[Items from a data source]
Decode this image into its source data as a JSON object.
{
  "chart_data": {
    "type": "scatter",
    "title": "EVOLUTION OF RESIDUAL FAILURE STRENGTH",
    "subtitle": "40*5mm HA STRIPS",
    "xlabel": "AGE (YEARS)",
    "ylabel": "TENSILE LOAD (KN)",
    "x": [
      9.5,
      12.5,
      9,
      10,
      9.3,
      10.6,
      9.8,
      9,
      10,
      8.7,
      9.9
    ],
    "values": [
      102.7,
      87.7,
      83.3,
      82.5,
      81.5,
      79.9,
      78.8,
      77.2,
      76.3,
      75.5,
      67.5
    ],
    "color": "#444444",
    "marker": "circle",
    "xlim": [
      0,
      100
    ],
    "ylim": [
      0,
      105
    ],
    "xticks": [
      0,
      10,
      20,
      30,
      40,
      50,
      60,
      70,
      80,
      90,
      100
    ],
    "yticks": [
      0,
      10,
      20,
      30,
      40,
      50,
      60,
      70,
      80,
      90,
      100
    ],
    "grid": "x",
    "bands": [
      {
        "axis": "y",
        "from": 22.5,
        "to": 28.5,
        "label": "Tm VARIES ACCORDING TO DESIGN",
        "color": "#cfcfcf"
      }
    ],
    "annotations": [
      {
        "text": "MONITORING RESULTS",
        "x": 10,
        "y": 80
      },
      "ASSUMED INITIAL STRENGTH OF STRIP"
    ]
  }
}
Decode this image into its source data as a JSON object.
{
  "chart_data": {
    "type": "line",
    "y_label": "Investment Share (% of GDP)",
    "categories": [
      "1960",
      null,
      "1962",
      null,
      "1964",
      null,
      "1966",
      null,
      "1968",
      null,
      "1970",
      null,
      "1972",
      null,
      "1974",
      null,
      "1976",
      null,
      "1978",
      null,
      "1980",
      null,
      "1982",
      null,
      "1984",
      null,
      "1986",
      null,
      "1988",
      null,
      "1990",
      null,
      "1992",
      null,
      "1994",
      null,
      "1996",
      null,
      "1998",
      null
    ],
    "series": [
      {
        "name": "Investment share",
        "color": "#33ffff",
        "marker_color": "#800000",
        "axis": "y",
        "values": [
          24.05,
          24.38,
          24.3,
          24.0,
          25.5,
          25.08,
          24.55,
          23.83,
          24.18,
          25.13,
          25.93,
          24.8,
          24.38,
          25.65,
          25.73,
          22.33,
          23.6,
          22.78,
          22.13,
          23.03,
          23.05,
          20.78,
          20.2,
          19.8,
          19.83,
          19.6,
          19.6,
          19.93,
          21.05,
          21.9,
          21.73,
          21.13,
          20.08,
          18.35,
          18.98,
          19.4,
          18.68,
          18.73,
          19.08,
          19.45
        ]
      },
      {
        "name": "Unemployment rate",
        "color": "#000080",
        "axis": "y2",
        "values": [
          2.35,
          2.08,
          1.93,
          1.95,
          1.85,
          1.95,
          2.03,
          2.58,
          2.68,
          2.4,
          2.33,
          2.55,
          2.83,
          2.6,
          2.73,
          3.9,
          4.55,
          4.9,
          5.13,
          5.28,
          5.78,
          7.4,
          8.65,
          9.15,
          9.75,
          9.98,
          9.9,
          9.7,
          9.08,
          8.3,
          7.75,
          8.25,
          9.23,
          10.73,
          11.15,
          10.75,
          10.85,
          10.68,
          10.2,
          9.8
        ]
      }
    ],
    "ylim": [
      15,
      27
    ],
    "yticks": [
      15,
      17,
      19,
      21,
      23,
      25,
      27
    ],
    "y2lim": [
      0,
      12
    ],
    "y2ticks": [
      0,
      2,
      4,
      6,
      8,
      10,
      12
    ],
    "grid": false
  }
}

* [What is asked] Copy the data above exactly. Every line must be included.

* [Answer for this exercise]
Decode this image into its source data as a JSON object.
{
  "chart_data": {
    "type": "scatter",
    "title": "EVOLUTION OF RESIDUAL FAILURE STRENGTH",
    "subtitle": "40*5mm HA STRIPS",
    "xlabel": "AGE (YEARS)",
    "ylabel": "TENSILE LOAD (KN)",
    "x": [
      9.5,
      12.5,
      9,
      10,
      9.3,
      10.6,
      9.8,
      9,
      10,
      8.7,
      9.9
    ],
    "values": [
      102.7,
      87.7,
      83.3,
      82.5,
      81.5,
      79.9,
      78.8,
      77.2,
      76.3,
      75.5,
      67.5
    ],
    "color": "#444444",
    "marker": "circle",
    "xlim": [
      0,
      100
    ],
    "ylim": [
      0,
      105
    ],
    "xticks": [
      0,
      10,
      20,
      30,
      40,
      50,
      60,
      70,
      80,
      90,
      100
    ],
    "yticks": [
      0,
      10,
      20,
      30,
      40,
      50,
      60,
      70,
      80,
      90,
      100
    ],
    "grid": "x",
    "bands": [
      {
        "axis": "y",
        "from": 22.5,
        "to": 28.5,
        "label": "Tm VARIES ACCORDING TO DESIGN",
        "color": "#cfcfcf"
      }
    ],
    "annotations": [
      {
        "text": "MONITORING RESULTS",
        "x": 10,
        "y": 80
      },
      "ASSUMED INITIAL STRENGTH OF STRIP"
    ]
  }
}
Decode this image into its source data as a JSON object.
{
  "chart_data": {
    "type": "line",
    "y_label": "Investment Share (% of GDP)",
    "categories": [
      "1960",
      null,
      "1962",
      null,
      "1964",
      null,
      "1966",
      null,
      "1968",
      null,
      "1970",
      null,
      "1972",
      null,
      "1974",
      null,
      "1976",
      null,
      "1978",
      null,
      "1980",
      null,
      "1982",
      null,
      "1984",
      null,
      "1986",
      null,
      "1988",
      null,
      "1990",
      null,
      "1992",
      null,
      "1994",
      null,
      "1996",
      null,
      "1998",
      null
    ],
    "series": [
      {
        "name": "Investment share",
        "color": "#33ffff",
        "marker_color": "#800000",
        "axis": "y",
        "values": [
          24.05,
          24.38,
          24.3,
          24.0,
          25.5,
          25.08,
          24.55,
          23.83,
          24.18,
          25.13,
          25.93,
          24.8,
          24.38,
          25.65,
          25.73,
          22.33,
          23.6,
          22.78,
          22.13,
          23.03,
          23.05,
          20.78,
          20.2,
          19.8,
          19.83,
          19.6,
          19.6,
          19.93,
          21.05,
          21.9,
          21.73,
          21.13,
          20.08,
          18.35,
          18.98,
          19.4,
          18.68,
          18.73,
          19.08,
          19.45
        ]
      },
      {
        "name": "Unemployment rate",
        "color": "#000080",
        "axis": "y2",
        "values": [
          2.35,
          2.08,
          1.93,
          1.95,
          1.85,
          1.95,
          2.03,
          2.58,
          2.68,
          2.4,
          2.33,
          2.55,
          2.83,
          2.6,
          2.73,
          3.9,
          4.55,
          4.9,
          5.13,
          5.28,
          5.78,
          7.4,
          8.65,
          9.15,
          9.75,
          9.98,
          9.9,
          9.7,
          9.08,
          8.3,
          7.75,
          8.25,
          9.23,
          10.73,
          11.15,
          10.75,
          10.85,
          10.68,
          10.2,
          9.8
        ]
      }
    ],
    "ylim": [
      15,
      27
    ],
    "yticks": [
      15,
      17,
      19,
      21,
      23,
      25,
      27
    ],
    "y2lim": [
      0,
      12
    ],
    "y2ticks": [
      0,
      2,
      4,
      6,
      8,
      10,
      12
    ],
    "grid": false
  }
}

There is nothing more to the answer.